▶ _WHAT YOU ARE ASKED TO DO_: Go through the records underneath and write each one out again exactly.

▶ _DATA TO USE_:
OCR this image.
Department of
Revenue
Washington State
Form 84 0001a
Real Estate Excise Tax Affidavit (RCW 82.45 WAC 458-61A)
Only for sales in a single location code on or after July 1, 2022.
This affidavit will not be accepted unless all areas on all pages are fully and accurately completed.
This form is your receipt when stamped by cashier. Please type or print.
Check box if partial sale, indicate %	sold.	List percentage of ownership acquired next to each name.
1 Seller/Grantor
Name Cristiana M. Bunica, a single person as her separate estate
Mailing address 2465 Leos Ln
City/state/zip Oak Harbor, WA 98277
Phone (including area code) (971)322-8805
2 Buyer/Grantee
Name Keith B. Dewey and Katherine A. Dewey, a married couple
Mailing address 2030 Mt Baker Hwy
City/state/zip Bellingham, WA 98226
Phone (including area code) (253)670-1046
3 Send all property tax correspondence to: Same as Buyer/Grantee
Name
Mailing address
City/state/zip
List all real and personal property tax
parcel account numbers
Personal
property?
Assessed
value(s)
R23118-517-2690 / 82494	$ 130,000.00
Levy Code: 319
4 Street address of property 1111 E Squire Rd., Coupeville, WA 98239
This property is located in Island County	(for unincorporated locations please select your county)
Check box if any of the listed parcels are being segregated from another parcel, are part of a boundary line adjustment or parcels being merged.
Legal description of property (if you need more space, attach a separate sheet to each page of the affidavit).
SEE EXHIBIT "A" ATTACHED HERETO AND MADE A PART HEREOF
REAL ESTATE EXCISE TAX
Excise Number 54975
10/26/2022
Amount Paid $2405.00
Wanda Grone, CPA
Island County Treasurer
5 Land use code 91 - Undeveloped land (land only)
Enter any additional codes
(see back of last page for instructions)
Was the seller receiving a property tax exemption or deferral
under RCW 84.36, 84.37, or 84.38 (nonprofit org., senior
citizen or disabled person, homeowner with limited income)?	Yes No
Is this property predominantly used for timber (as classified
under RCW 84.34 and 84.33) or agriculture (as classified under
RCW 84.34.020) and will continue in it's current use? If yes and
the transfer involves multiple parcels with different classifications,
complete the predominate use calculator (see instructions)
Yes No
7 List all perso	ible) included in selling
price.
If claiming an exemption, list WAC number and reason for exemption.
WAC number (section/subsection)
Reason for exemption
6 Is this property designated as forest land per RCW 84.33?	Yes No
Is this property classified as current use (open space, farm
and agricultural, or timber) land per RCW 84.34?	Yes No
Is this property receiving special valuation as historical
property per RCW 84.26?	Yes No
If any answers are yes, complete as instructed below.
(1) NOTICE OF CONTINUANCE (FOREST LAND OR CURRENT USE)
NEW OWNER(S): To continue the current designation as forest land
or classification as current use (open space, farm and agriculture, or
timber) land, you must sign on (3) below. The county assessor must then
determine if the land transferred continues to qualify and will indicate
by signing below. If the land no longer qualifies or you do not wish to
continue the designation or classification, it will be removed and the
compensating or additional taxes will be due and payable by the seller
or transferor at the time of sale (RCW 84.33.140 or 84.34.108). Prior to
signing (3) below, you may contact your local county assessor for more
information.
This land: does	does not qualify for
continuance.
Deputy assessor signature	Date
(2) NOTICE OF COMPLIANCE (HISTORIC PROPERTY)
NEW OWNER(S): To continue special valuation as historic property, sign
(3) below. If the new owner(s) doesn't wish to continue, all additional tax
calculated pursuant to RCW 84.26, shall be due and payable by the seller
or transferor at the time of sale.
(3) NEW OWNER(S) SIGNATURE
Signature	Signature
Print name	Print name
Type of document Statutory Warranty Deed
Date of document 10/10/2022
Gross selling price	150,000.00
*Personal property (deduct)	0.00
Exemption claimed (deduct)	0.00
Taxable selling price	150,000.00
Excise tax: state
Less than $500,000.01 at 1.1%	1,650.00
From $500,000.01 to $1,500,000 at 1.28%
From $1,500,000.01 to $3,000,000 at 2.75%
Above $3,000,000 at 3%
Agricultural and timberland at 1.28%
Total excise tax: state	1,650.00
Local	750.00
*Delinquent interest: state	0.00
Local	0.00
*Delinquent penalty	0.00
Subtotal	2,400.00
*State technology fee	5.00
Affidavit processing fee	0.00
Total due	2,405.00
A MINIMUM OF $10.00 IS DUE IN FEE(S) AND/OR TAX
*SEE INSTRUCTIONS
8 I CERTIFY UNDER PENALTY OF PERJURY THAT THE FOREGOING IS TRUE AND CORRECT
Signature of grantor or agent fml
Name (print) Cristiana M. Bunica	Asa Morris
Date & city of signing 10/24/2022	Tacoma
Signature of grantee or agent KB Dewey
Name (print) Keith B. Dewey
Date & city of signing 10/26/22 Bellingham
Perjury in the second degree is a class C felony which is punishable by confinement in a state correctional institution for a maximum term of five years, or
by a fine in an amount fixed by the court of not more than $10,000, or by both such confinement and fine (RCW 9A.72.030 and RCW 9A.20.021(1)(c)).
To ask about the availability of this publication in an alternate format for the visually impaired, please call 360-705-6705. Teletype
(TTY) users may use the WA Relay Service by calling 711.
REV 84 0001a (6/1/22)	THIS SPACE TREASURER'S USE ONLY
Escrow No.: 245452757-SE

▶ _ANSWER IN FULL_:
OCR this image.
Department of
Revenue
Washington State
Form 84 0001a
Real Estate Excise Tax Affidavit (RCW 82.45 WAC 458-61A)
Only for sales in a single location code on or after July 1, 2022.
This affidavit will not be accepted unless all areas on all pages are fully and accurately completed.
This form is your receipt when stamped by cashier. Please type or print.
Check box if partial sale, indicate %	sold.	List percentage of ownership acquired next to each name.
1 Seller/Grantor
Name Cristiana M. Bunica, a single person as her separate estate
Mailing address 2465 Leos Ln
City/state/zip Oak Harbor, WA 98277
Phone (including area code) (971)322-8805
2 Buyer/Grantee
Name Keith B. Dewey and Katherine A. Dewey, a married couple
Mailing address 2030 Mt Baker Hwy
City/state/zip Bellingham, WA 98226
Phone (including area code) (253)670-1046
3 Send all property tax correspondence to: Same as Buyer/Grantee
Name
Mailing address
City/state/zip
List all real and personal property tax
parcel account numbers
Personal
property?
Assessed
value(s)
R23118-517-2690 / 82494	$ 130,000.00
Levy Code: 319
4 Street address of property 1111 E Squire Rd., Coupeville, WA 98239
This property is located in Island County	(for unincorporated locations please select your county)
Check box if any of the listed parcels are being segregated from another parcel, are part of a boundary line adjustment or parcels being merged.
Legal description of property (if you need more space, attach a separate sheet to each page of the affidavit).
SEE EXHIBIT "A" ATTACHED HERETO AND MADE A PART HEREOF
REAL ESTATE EXCISE TAX
Excise Number 54975
10/26/2022
Amount Paid $2405.00
Wanda Grone, CPA
Island County Treasurer
5 Land use code 91 - Undeveloped land (land only)
Enter any additional codes
(see back of last page for instructions)
Was the seller receiving a property tax exemption or deferral
under RCW 84.36, 84.37, or 84.38 (nonprofit org., senior
citizen or disabled person, homeowner with limited income)?	Yes No
Is this property predominantly used for timber (as classified
under RCW 84.34 and 84.33) or agriculture (as classified under
RCW 84.34.020) and will continue in it's current use? If yes and
the transfer involves multiple parcels with different classifications,
complete the predominate use calculator (see instructions)
Yes No
7 List all perso	ible) included in selling
price.
If claiming an exemption, list WAC number and reason for exemption.
WAC number (section/subsection)
Reason for exemption
6 Is this property designated as forest land per RCW 84.33?	Yes No
Is this property classified as current use (open space, farm
and agricultural, or timber) land per RCW 84.34?	Yes No
Is this property receiving special valuation as historical
property per RCW 84.26?	Yes No
If any answers are yes, complete as instructed below.
(1) NOTICE OF CONTINUANCE (FOREST LAND OR CURRENT USE)
NEW OWNER(S): To continue the current designation as forest land
or classification as current use (open space, farm and agriculture, or
timber) land, you must sign on (3) below. The county assessor must then
determine if the land transferred continues to qualify and will indicate
by signing below. If the land no longer qualifies or you do not wish to
continue the designation or classification, it will be removed and the
compensating or additional taxes will be due and payable by the seller
or transferor at the time of sale (RCW 84.33.140 or 84.34.108). Prior to
signing (3) below, you may contact your local county assessor for more
information.
This land: does	does not qualify for
continuance.
Deputy assessor signature	Date
(2) NOTICE OF COMPLIANCE (HISTORIC PROPERTY)
NEW OWNER(S): To continue special valuation as historic property, sign
(3) below. If the new owner(s) doesn't wish to continue, all additional tax
calculated pursuant to RCW 84.26, shall be due and payable by the seller
or transferor at the time of sale.
(3) NEW OWNER(S) SIGNATURE
Signature	Signature
Print name	Print name
Type of document Statutory Warranty Deed
Date of document 10/10/2022
Gross selling price	150,000.00
*Personal property (deduct)	0.00
Exemption claimed (deduct)	0.00
Taxable selling price	150,000.00
Excise tax: state
Less than $500,000.01 at 1.1%	1,650.00
From $500,000.01 to $1,500,000 at 1.28%
From $1,500,000.01 to $3,000,000 at 2.75%
Above $3,000,000 at 3%
Agricultural and timberland at 1.28%
Total excise tax: state	1,650.00
Local	750.00
*Delinquent interest: state	0.00
Local	0.00
*Delinquent penalty	0.00
Subtotal	2,400.00
*State technology fee	5.00
Affidavit processing fee	0.00
Total due	2,405.00
A MINIMUM OF $10.00 IS DUE IN FEE(S) AND/OR TAX
*SEE INSTRUCTIONS
8 I CERTIFY UNDER PENALTY OF PERJURY THAT THE FOREGOING IS TRUE AND CORRECT
Signature of grantor or agent fml
Name (print) Cristiana M. Bunica	Asa Morris
Date & city of signing 10/24/2022	Tacoma
Signature of grantee or agent KB Dewey
Name (print) Keith B. Dewey
Date & city of signing 10/26/22 Bellingham
Perjury in the second degree is a class C felony which is punishable by confinement in a state correctional institution for a maximum term of five years, or
by a fine in an amount fixed by the court of not more than $10,000, or by both such confinement and fine (RCW 9A.72.030 and RCW 9A.20.021(1)(c)).
To ask about the availability of this publication in an alternate format for the visually impaired, please call 360-705-6705. Teletype
(TTY) users may use the WA Relay Service by calling 711.
REV 84 0001a (6/1/22)	THIS SPACE TREASURER'S USE ONLY
Escrow No.: 245452757-SE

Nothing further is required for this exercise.